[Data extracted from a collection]
###

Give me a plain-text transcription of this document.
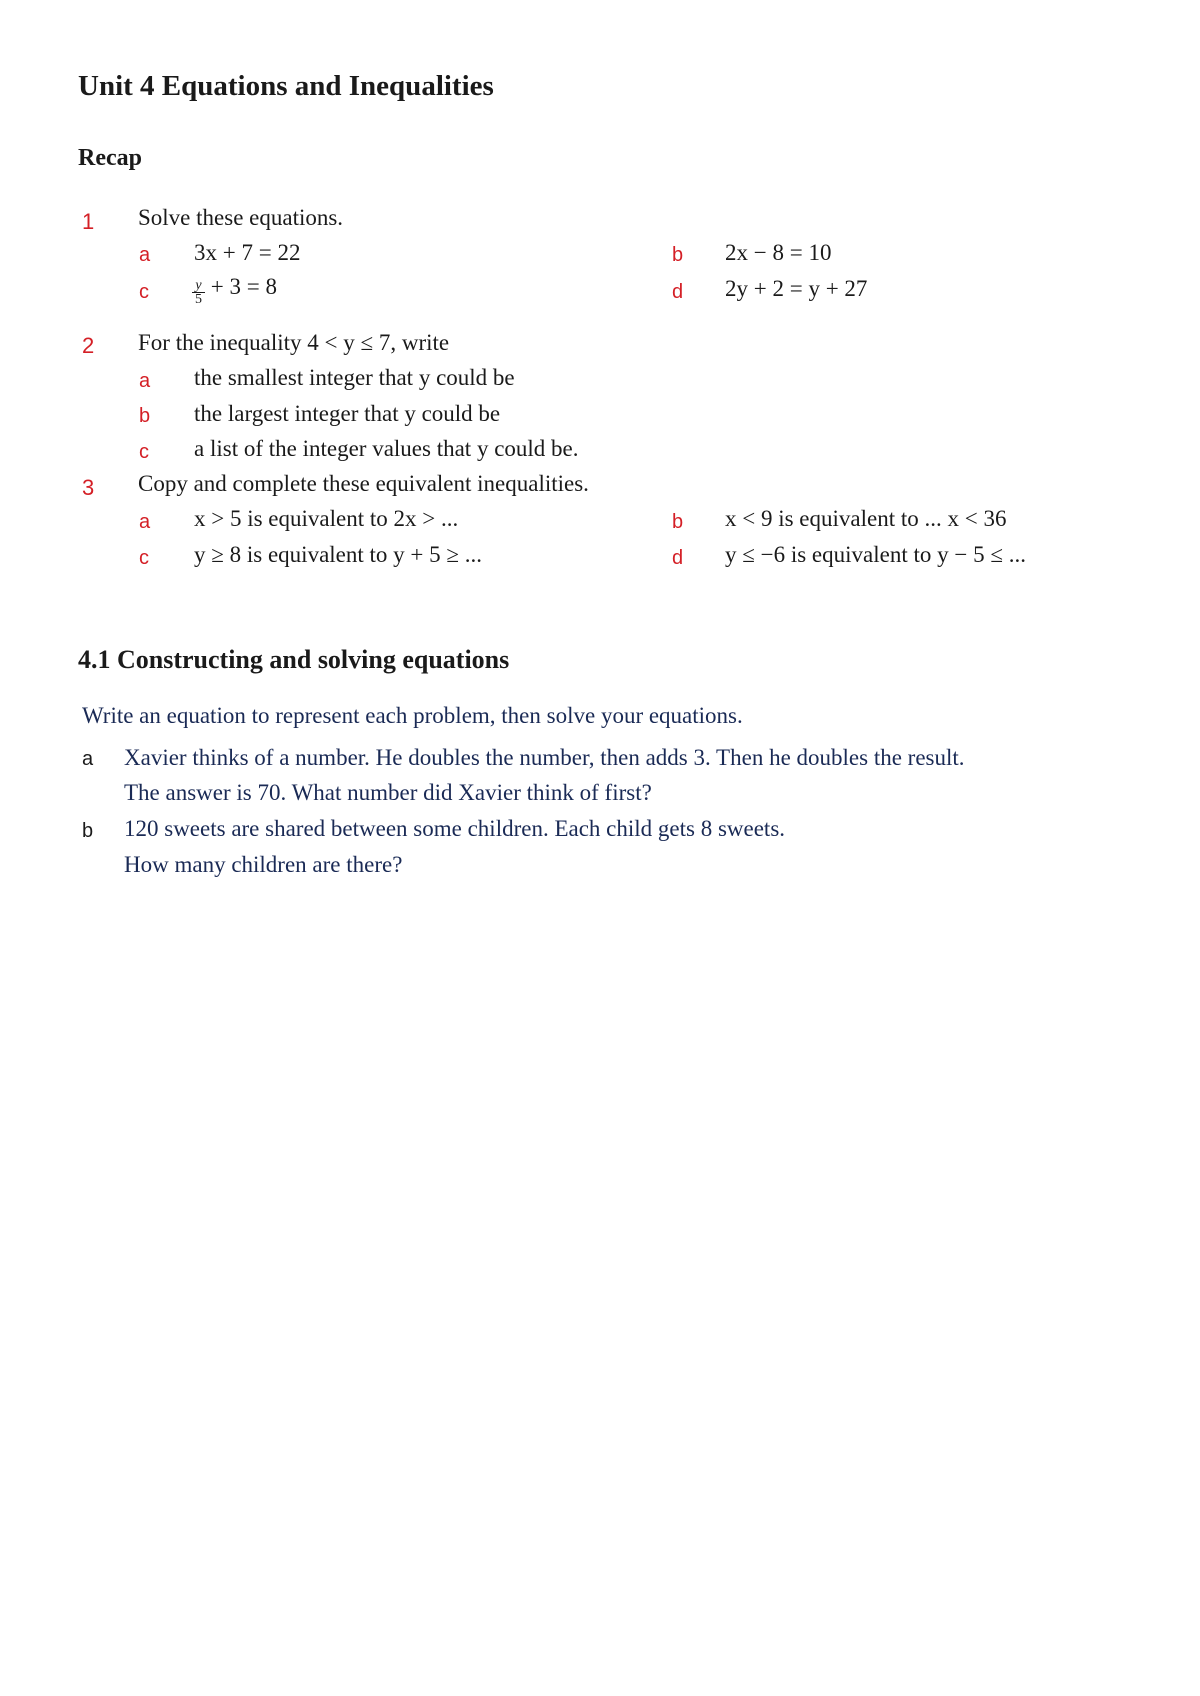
Unit 4 Equations and Inequalities
Recap
1 Solve these equations.
a 3x + 7 = 22	b 2x − 8 = 10
c	$\frac{y}{5} + 3 = 8$	d 2y + 2 = y + 27
2 For the inequality 4 < y ≤ 7, write
a the smallest integer that y could be
b the largest integer that y could be
c a list of the integer values that y could be.
3 Copy and complete these equivalent inequalities.
a x > 5 is equivalent to 2x > ...	b x < 9 is equivalent to ... x < 36
c y ≥ 8 is equivalent to y + 5 ≥ ...	d y ≤ −6 is equivalent to y − 5 ≤ ...
4.1 Constructing and solving equations
Write an equation to represent each problem, then solve your equations.
a Xavier thinks of a number. He doubles the number, then adds 3. Then he doubles the result.
The answer is 70. What number did Xavier think of first?
b 120 sweets are shared between some children. Each child gets 8 sweets.
How many children are there?
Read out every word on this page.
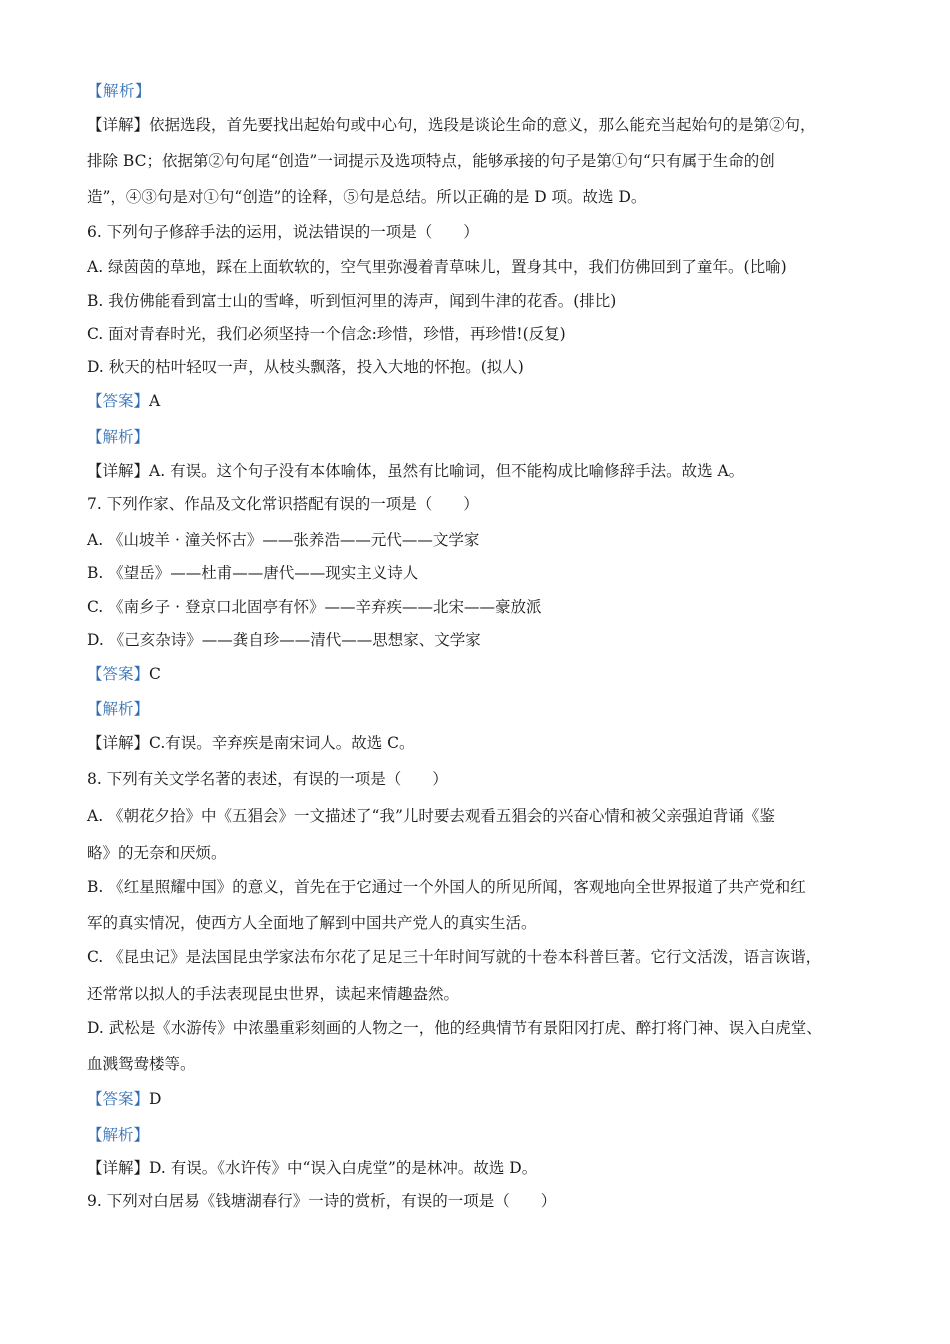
【解析】
【详解】依据选段，首先要找出起始句或中心句，选段是谈论生命的意义，那么能充当起始句的是第②句，
排除 BC；依据第②句句尾“创造”一词提示及选项特点，能够承接的句子是第①句“只有属于生命的创
造”，④③句是对①句“创造”的诠释，⑤句是总结。所以正确的是 D 项。故选 D。
6. 下列句子修辞手法的运用，说法错误的一项是（　　）
A. 绿茵茵的草地，踩在上面软软的，空气里弥漫着青草味儿，置身其中，我们仿佛回到了童年。(比喻)
B. 我仿佛能看到富士山的雪峰，听到恒河里的涛声，闻到牛津的花香。(排比)
C. 面对青春时光，我们必须坚持一个信念:珍惜，珍惜，再珍惜!(反复)
D. 秋天的枯叶轻叹一声，从枝头飘落，投入大地的怀抱。(拟人)
【答案】A
【解析】
【详解】A. 有误。这个句子没有本体喻体，虽然有比喻词，但不能构成比喻修辞手法。故选 A。
7. 下列作家、作品及文化常识搭配有误的一项是（　　）
A. 《山坡羊 · 潼关怀古》——张养浩——元代——文学家
B. 《望岳》——杜甫——唐代——现实主义诗人
C. 《南乡子 · 登京口北固亭有怀》——辛弃疾——北宋——豪放派
D. 《己亥杂诗》——龚自珍——清代——思想家、文学家
【答案】C
【解析】
【详解】C.有误。辛弃疾是南宋词人。故选 C。
8. 下列有关文学名著的表述，有误的一项是（　　）
A. 《朝花夕拾》中《五猖会》一文描述了“我”儿时要去观看五猖会的兴奋心情和被父亲强迫背诵《鉴
略》的无奈和厌烦。
B. 《红星照耀中国》的意义，首先在于它通过一个外国人的所见所闻，客观地向全世界报道了共产党和红
军的真实情况，使西方人全面地了解到中国共产党人的真实生活。
C. 《昆虫记》是法国昆虫学家法布尔花了足足三十年时间写就的十卷本科普巨著。它行文活泼，语言诙谐，
还常常以拟人的手法表现昆虫世界，读起来情趣盎然。
D. 武松是《水游传》中浓墨重彩刻画的人物之一，他的经典情节有景阳冈打虎、醉打将门神、误入白虎堂、
血溅鸳鸯楼等。
【答案】D
【解析】
【详解】D. 有误。《水许传》中“误入白虎堂”的是林冲。故选 D。
9. 下列对白居易《钱塘湖春行》一诗的赏析，有误的一项是（　　）
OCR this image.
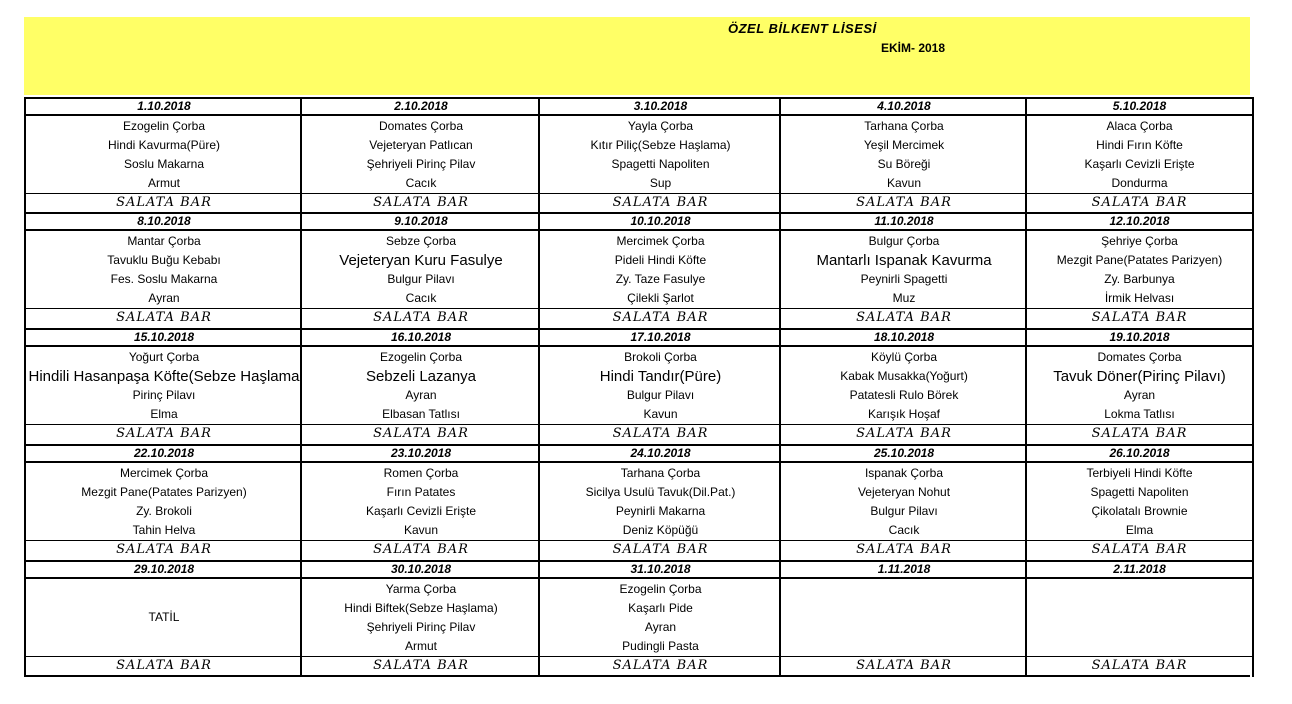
ÖZEL BİLKENT LİSESİ
EKİM- 2018
1.10.2018
Ezogelin Çorba
Hindi Kavurma(Püre)
Soslu Makarna
Armut
SALATA BAR
8.10.2018
Mantar Çorba
Tavuklu Buğu Kebabı
Fes. Soslu Makarna
Ayran
SALATA BAR
15.10.2018
Yoğurt Çorba
Hindili Hasanpaşa Köfte(Sebze Haşlama
Pirinç Pilavı
Elma
SALATA BAR
22.10.2018
Mercimek Çorba
Mezgit Pane(Patates Parizyen)
Zy. Brokoli
Tahin Helva
SALATA BAR
29.10.2018
TATİL
SALATA BAR
2.10.2018
Domates Çorba
Vejeteryan Patlıcan
Şehriyeli Pirinç Pilav
Cacık
SALATA BAR
9.10.2018
Sebze Çorba
Vejeteryan Kuru Fasulye
Bulgur Pilavı
Cacık
SALATA BAR
16.10.2018
Ezogelin Çorba
Sebzeli Lazanya
Ayran
Elbasan Tatlısı
SALATA BAR
23.10.2018
Romen Çorba
Fırın Patates
Kaşarlı Cevizli Erişte
Kavun
SALATA BAR
30.10.2018
Yarma Çorba
Hindi Biftek(Sebze Haşlama)
Şehriyeli Pirinç Pilav
Armut
SALATA BAR
3.10.2018
Yayla Çorba
Kıtır Piliç(Sebze Haşlama)
Spagetti Napoliten
Sup
SALATA BAR
10.10.2018
Mercimek Çorba
Pideli Hindi Köfte
Zy. Taze Fasulye
Çilekli Şarlot
SALATA BAR
17.10.2018
Brokoli Çorba
Hindi Tandır(Püre)
Bulgur Pilavı
Kavun
SALATA BAR
24.10.2018
Tarhana Çorba
Sicilya Usulü Tavuk(Dil.Pat.)
Peynirli Makarna
Deniz Köpüğü
SALATA BAR
31.10.2018
Ezogelin Çorba
Kaşarlı Pide
Ayran
Pudingli Pasta
SALATA BAR
4.10.2018
Tarhana Çorba
Yeşil Mercimek
Su Böreği
Kavun
SALATA BAR
11.10.2018
Bulgur Çorba
Mantarlı Ispanak Kavurma
Peynirli Spagetti
Muz
SALATA BAR
18.10.2018
Köylü Çorba
Kabak Musakka(Yoğurt)
Patatesli Rulo Börek
Karışık Hoşaf
SALATA BAR
25.10.2018
Ispanak Çorba
Vejeteryan Nohut
Bulgur Pilavı
Cacık
SALATA BAR
1.11.2018
SALATA BAR
5.10.2018
Alaca Çorba
Hindi Fırın Köfte
Kaşarlı Cevizli Erişte
Dondurma
SALATA BAR
12.10.2018
Şehriye Çorba
Mezgit Pane(Patates Parizyen)
Zy. Barbunya
İrmik Helvası
SALATA BAR
19.10.2018
Domates Çorba
Tavuk Döner(Pirinç Pilavı)
Ayran
Lokma Tatlısı
SALATA BAR
26.10.2018
Terbiyeli Hindi Köfte
Spagetti Napoliten
Çikolatalı Brownie
Elma
SALATA BAR
2.11.2018
SALATA BAR
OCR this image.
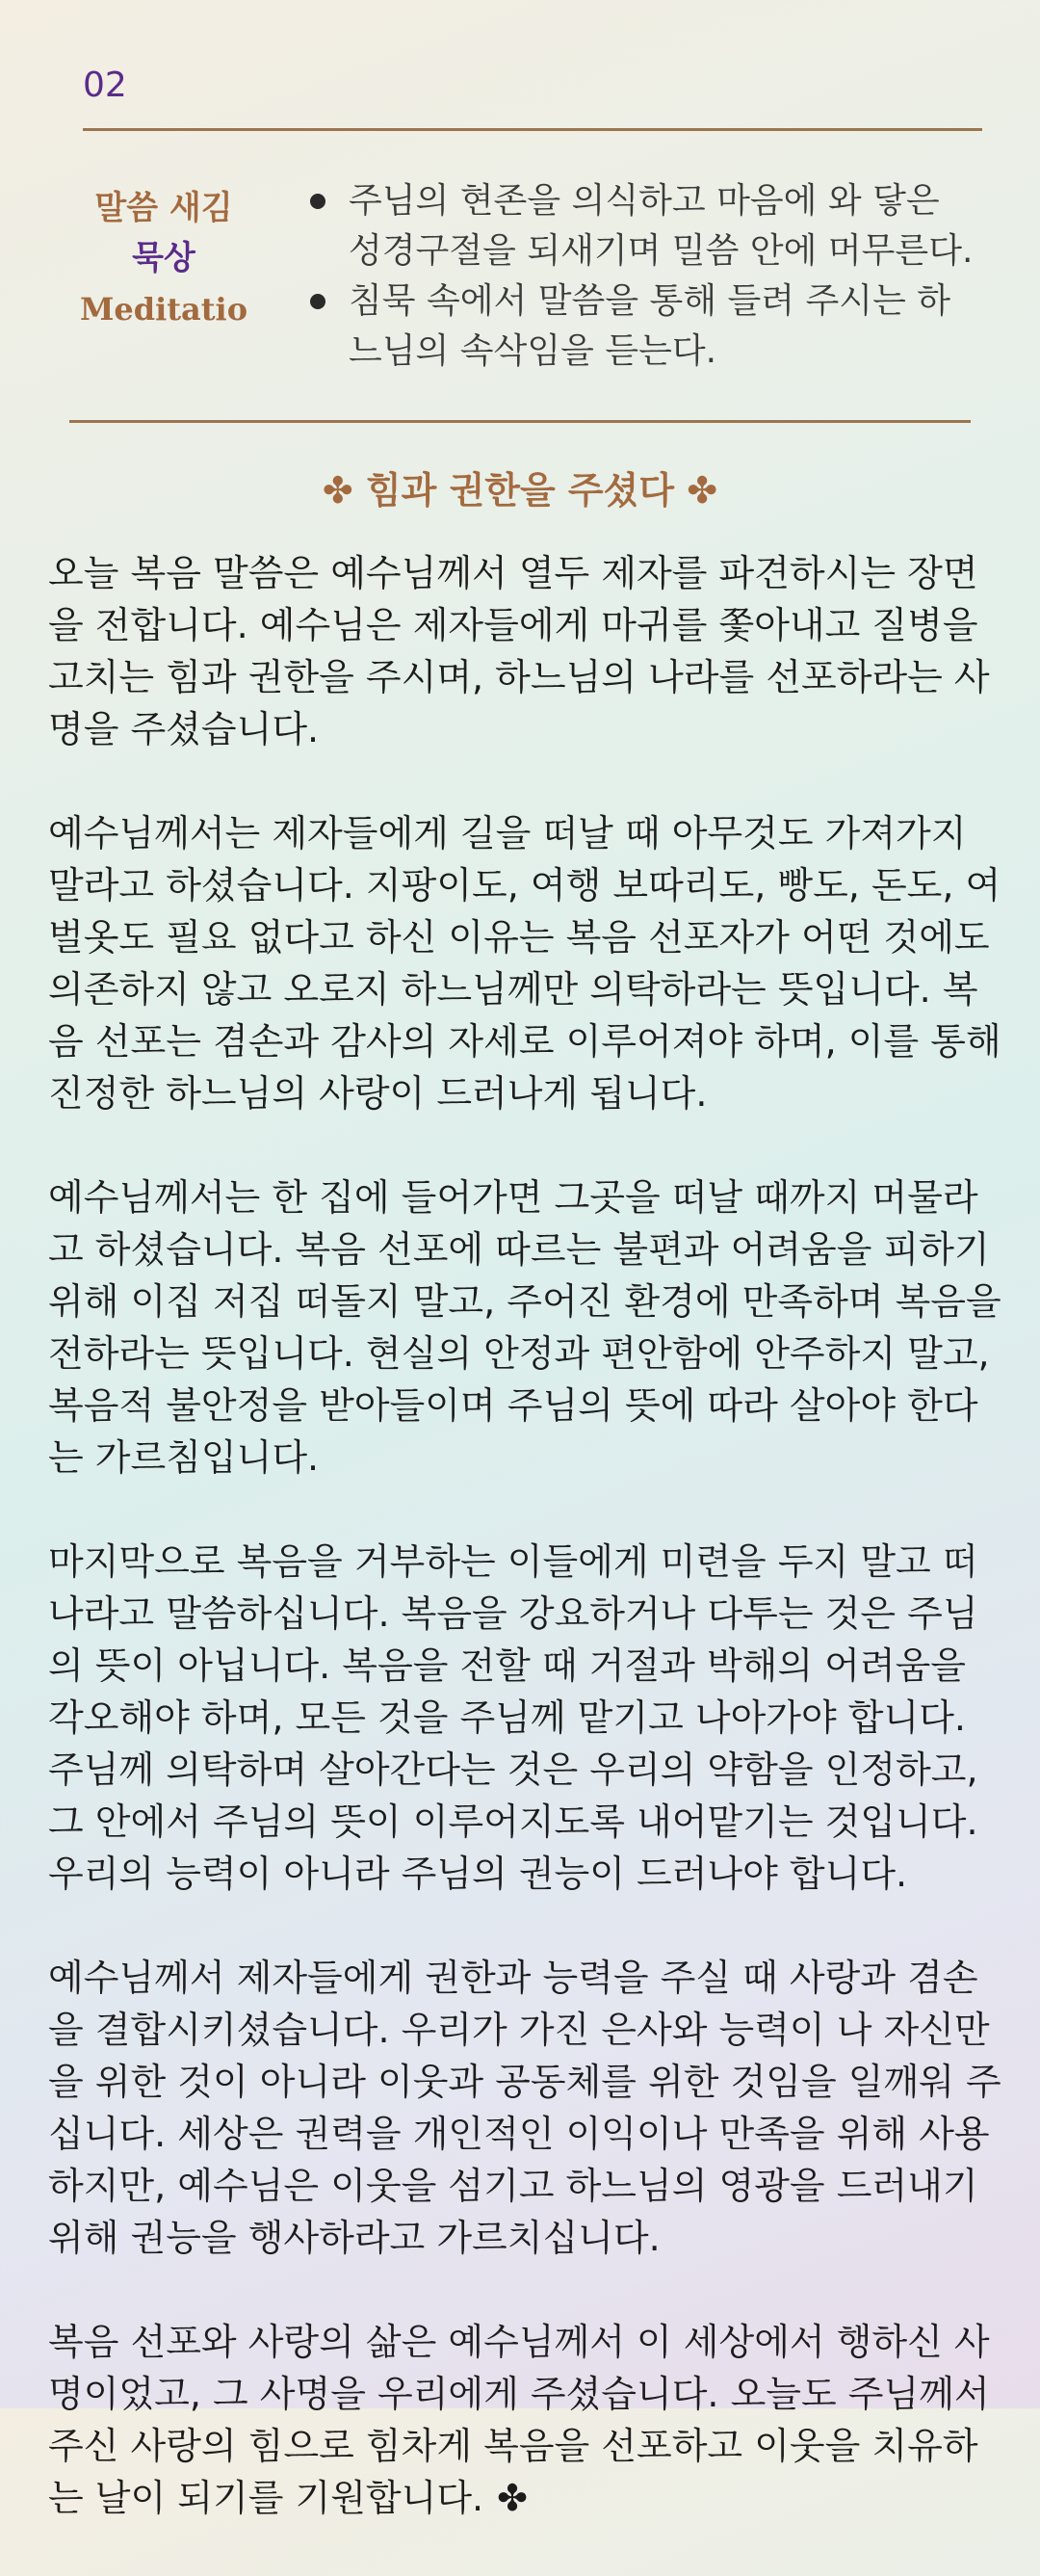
02
말씀 새김
묵상
Meditatio
주님의 현존을 의식하고 마음에 와 닿은 성경구절을 되새기며 밀씀 안에 머무른다.
침묵 속에서 말씀을 통해 들려 주시는 하느님의 속삭임을 듣는다.
✤ 힘과 권한을 주셨다 ✤

오늘 복음 말씀은 예수님께서 열두 제자를 파견하시는 장면을 전합니다. 예수님은 제자들에게 마귀를 쫓아내고 질병을 고치는 힘과 권한을 주시며, 하느님의 나라를 선포하라는 사명을 주셨습니다.

예수님께서는 제자들에게 길을 떠날 때 아무것도 가져가지 말라고 하셨습니다. 지팡이도, 여행 보따리도, 빵도, 돈도, 여벌옷도 필요 없다고 하신 이유는 복음 선포자가 어떤 것에도 의존하지 않고 오로지 하느님께만 의탁하라는 뜻입니다. 복음 선포는 겸손과 감사의 자세로 이루어져야 하며, 이를 통해 진정한 하느님의 사랑이 드러나게 됩니다.

예수님께서는 한 집에 들어가면 그곳을 떠날 때까지 머물라고 하셨습니다. 복음 선포에 따르는 불편과 어려움을 피하기 위해 이집 저집 떠돌지 말고, 주어진 환경에 만족하며 복음을 전하라는 뜻입니다. 현실의 안정과 편안함에 안주하지 말고, 복음적 불안정을 받아들이며 주님의 뜻에 따라 살아야 한다는 가르침입니다.

마지막으로 복음을 거부하는 이들에게 미련을 두지 말고 떠나라고 말씀하십니다. 복음을 강요하거나 다투는 것은 주님의 뜻이 아닙니다. 복음을 전할 때 거절과 박해의 어려움을 각오해야 하며, 모든 것을 주님께 맡기고 나아가야 합니다. 주님께 의탁하며 살아간다는 것은 우리의 약함을 인정하고, 그 안에서 주님의 뜻이 이루어지도록 내어맡기는 것입니다. 우리의 능력이 아니라 주님의 권능이 드러나야 합니다.

예수님께서 제자들에게 권한과 능력을 주실 때 사랑과 겸손을 결합시키셨습니다. 우리가 가진 은사와 능력이 나 자신만을 위한 것이 아니라 이웃과 공동체를 위한 것임을 일깨워 주십니다. 세상은 권력을 개인적인 이익이나 만족을 위해 사용하지만, 예수님은 이웃을 섬기고 하느님의 영광을 드러내기 위해 권능을 행사하라고 가르치십니다.

복음 선포와 사랑의 삶은 예수님께서 이 세상에서 행하신 사명이었고, 그 사명을 우리에게 주셨습니다. 오늘도 주님께서 주신 사랑의 힘으로 힘차게 복음을 선포하고 이웃을 치유하는 날이 되기를 기원합니다. ✤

###

### Written instruction
Each line that has the word "integer" counts once. How many such lines are in the data? Give the number alone.

### Output for this exercise
3